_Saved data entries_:

%%

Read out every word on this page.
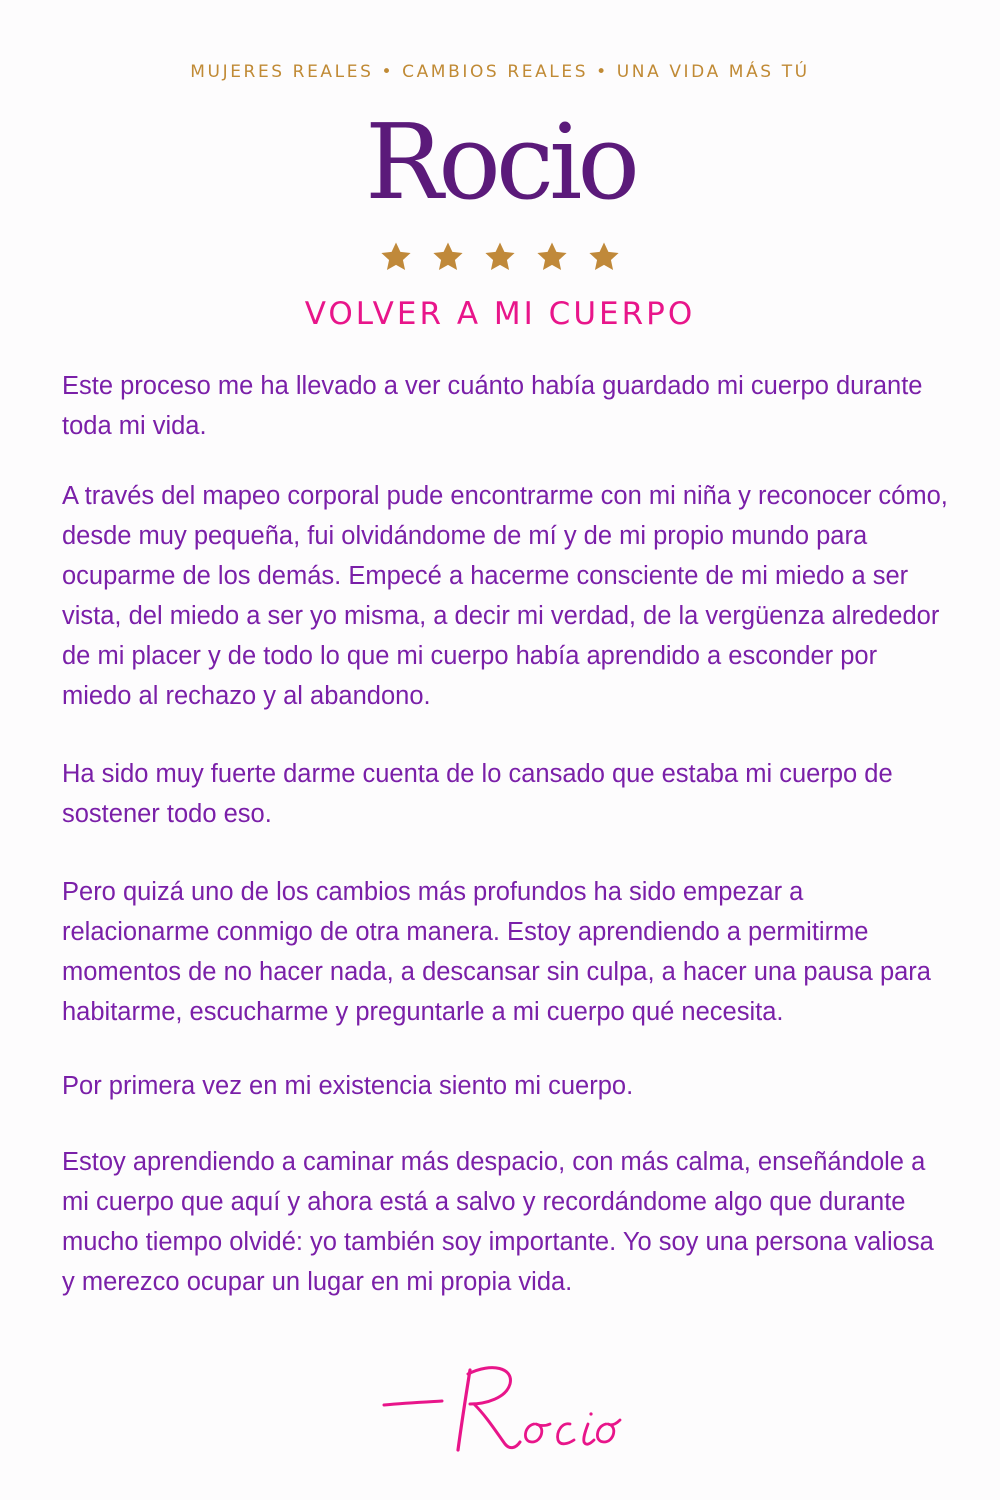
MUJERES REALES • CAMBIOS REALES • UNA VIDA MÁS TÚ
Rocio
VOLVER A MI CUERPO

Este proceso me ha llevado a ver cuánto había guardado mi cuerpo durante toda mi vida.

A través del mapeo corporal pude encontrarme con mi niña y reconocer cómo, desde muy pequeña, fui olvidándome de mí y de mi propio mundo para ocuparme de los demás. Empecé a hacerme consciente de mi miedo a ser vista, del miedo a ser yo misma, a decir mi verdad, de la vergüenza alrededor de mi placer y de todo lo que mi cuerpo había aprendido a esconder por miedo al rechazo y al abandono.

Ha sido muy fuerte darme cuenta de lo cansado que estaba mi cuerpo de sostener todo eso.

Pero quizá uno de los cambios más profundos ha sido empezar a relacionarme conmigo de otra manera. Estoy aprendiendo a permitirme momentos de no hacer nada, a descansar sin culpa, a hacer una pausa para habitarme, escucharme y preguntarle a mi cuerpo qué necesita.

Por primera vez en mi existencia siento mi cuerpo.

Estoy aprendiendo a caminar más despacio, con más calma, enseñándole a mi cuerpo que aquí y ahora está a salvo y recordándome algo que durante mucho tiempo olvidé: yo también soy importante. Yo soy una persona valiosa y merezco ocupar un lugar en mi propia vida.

%%
%%

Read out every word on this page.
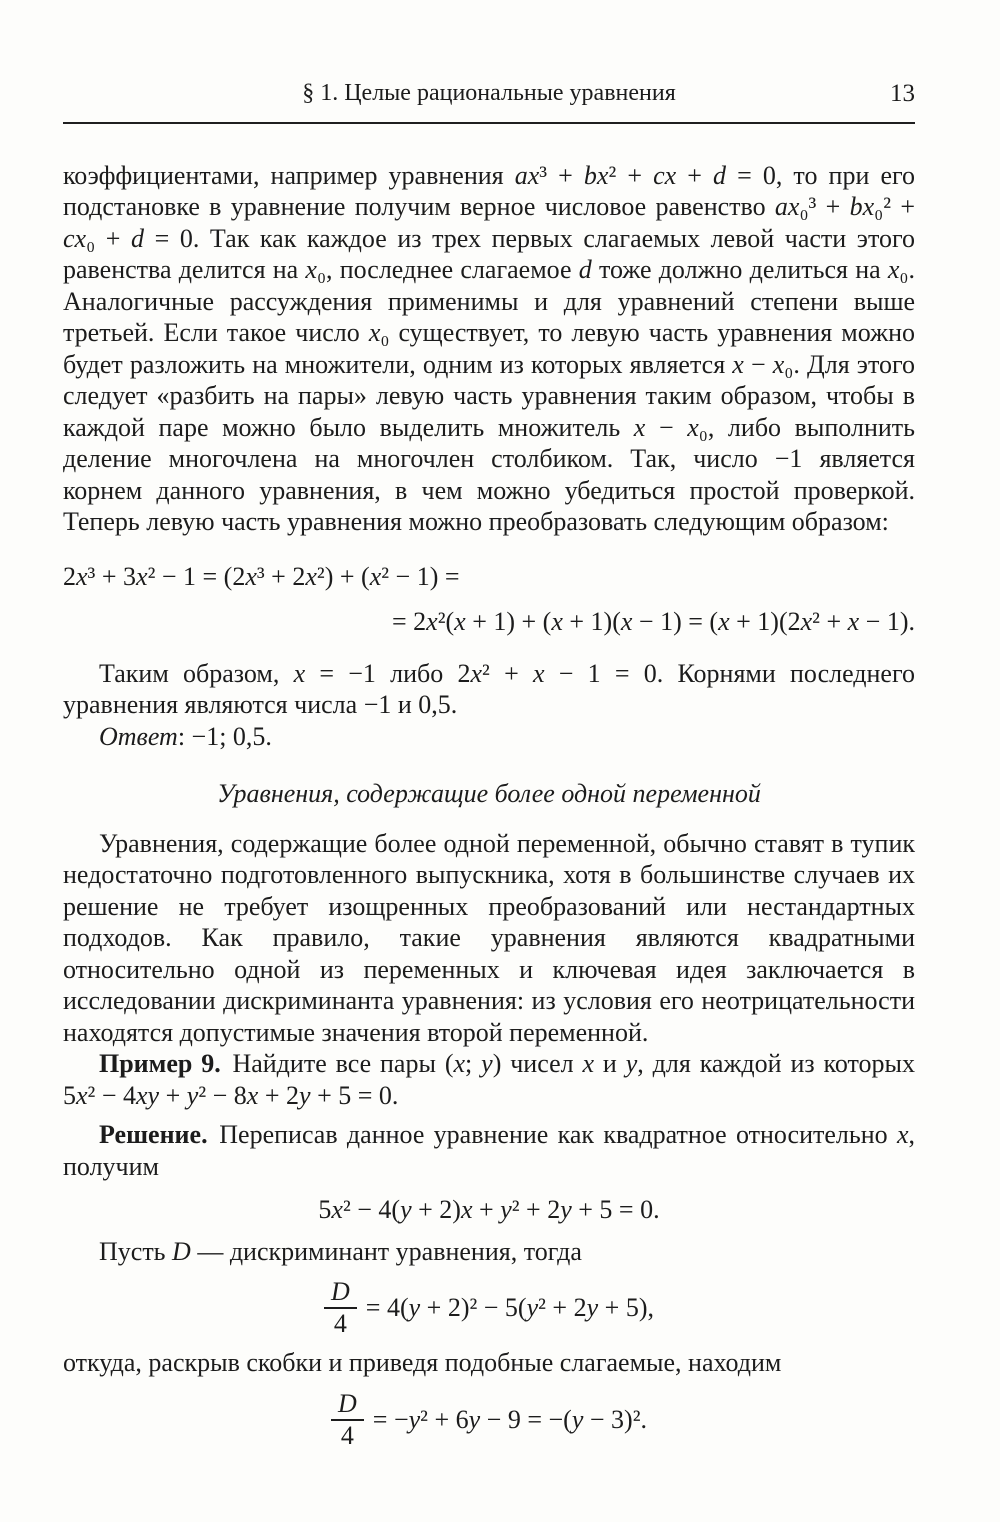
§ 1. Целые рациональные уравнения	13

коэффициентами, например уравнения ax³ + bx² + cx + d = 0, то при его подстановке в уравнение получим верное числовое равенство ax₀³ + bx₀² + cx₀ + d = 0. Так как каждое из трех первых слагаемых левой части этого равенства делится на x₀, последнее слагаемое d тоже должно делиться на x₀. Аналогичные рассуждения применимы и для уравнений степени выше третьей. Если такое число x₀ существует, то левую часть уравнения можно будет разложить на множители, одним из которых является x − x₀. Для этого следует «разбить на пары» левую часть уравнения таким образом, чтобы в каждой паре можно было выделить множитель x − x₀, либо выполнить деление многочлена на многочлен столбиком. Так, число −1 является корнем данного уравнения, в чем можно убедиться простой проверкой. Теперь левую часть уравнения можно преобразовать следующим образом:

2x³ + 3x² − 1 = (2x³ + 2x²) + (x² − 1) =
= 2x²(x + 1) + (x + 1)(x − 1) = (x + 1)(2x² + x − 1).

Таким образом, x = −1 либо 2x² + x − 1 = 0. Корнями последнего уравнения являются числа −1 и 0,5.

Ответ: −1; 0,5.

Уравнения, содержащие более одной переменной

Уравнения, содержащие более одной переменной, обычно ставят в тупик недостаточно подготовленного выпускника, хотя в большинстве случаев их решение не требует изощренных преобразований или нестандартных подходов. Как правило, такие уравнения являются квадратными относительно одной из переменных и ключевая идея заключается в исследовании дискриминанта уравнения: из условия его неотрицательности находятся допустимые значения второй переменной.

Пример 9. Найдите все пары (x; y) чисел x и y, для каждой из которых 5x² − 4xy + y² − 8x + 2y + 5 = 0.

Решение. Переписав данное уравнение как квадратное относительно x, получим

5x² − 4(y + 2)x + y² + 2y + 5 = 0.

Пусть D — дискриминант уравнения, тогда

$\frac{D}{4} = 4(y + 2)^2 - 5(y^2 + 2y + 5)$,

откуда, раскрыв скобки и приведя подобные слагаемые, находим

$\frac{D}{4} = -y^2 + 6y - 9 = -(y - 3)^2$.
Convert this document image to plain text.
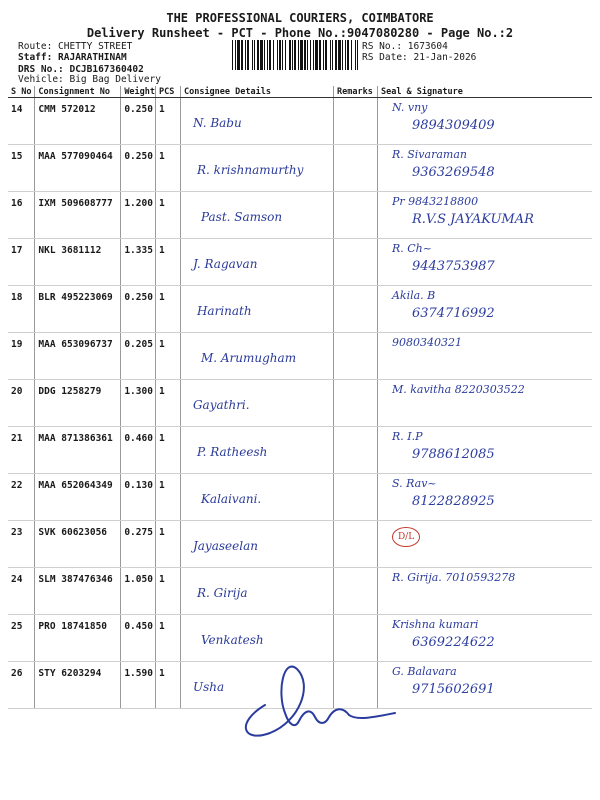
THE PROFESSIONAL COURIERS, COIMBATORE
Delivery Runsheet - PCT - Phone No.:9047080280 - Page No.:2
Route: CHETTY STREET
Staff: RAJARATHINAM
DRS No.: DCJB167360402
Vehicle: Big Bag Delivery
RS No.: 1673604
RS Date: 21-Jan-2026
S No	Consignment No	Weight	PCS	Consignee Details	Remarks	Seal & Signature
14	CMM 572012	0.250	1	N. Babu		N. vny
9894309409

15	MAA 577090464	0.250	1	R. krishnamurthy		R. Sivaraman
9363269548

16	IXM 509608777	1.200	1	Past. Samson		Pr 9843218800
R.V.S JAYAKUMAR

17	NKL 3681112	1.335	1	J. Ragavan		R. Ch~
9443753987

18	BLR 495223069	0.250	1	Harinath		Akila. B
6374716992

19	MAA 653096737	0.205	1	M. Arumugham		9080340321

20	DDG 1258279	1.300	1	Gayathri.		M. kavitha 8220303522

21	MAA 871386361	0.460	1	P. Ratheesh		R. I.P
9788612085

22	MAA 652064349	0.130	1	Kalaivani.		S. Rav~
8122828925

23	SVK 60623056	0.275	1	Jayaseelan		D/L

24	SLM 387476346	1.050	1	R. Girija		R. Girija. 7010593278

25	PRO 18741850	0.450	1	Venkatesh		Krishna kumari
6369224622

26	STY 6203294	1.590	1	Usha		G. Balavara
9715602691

%%
%%

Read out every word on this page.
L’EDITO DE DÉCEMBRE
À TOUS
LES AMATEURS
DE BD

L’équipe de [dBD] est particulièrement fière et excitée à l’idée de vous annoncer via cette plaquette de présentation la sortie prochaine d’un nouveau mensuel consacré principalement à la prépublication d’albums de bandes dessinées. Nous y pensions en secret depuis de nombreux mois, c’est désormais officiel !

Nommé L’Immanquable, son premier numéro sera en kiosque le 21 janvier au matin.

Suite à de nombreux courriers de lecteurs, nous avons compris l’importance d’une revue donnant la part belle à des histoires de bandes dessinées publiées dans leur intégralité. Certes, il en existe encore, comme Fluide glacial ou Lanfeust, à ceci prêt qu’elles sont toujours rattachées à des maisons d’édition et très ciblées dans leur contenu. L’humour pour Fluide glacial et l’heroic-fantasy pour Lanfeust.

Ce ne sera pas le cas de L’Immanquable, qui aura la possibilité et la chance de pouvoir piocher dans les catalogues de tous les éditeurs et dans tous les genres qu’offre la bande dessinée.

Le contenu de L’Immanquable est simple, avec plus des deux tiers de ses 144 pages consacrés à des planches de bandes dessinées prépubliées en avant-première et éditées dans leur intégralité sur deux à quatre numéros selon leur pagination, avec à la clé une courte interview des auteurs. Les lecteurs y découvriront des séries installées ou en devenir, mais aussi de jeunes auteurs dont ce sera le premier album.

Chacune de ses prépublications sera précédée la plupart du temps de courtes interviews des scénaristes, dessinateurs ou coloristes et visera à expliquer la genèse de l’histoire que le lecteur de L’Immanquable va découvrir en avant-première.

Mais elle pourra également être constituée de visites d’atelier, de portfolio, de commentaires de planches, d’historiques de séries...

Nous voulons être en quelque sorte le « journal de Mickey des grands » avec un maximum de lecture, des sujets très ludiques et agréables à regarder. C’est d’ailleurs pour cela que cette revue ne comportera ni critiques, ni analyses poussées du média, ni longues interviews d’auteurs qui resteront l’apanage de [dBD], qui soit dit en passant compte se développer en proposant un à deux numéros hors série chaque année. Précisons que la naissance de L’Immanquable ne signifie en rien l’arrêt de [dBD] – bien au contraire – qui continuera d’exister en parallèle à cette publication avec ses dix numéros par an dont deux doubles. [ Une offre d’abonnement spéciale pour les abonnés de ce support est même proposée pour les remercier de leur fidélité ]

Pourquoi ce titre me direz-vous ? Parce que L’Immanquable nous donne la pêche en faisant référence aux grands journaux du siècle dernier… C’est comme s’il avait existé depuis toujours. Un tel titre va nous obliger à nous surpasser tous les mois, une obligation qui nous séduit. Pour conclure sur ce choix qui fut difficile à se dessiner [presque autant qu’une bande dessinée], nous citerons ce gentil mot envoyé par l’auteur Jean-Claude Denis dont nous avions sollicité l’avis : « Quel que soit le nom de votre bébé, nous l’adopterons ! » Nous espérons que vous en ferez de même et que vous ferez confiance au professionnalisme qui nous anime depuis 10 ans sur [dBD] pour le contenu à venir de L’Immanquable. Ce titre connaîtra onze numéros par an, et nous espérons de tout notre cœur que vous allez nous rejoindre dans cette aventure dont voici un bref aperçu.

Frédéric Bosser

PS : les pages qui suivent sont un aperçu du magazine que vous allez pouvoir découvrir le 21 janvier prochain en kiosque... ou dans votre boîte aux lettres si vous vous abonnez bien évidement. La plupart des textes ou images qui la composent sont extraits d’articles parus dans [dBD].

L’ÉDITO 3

%%

_WHAT TO PRODUCE_:
Give only the number of lines in the material above where the string "переменной" appears.

_SOLUTION TO THIS PROBLEM_:
2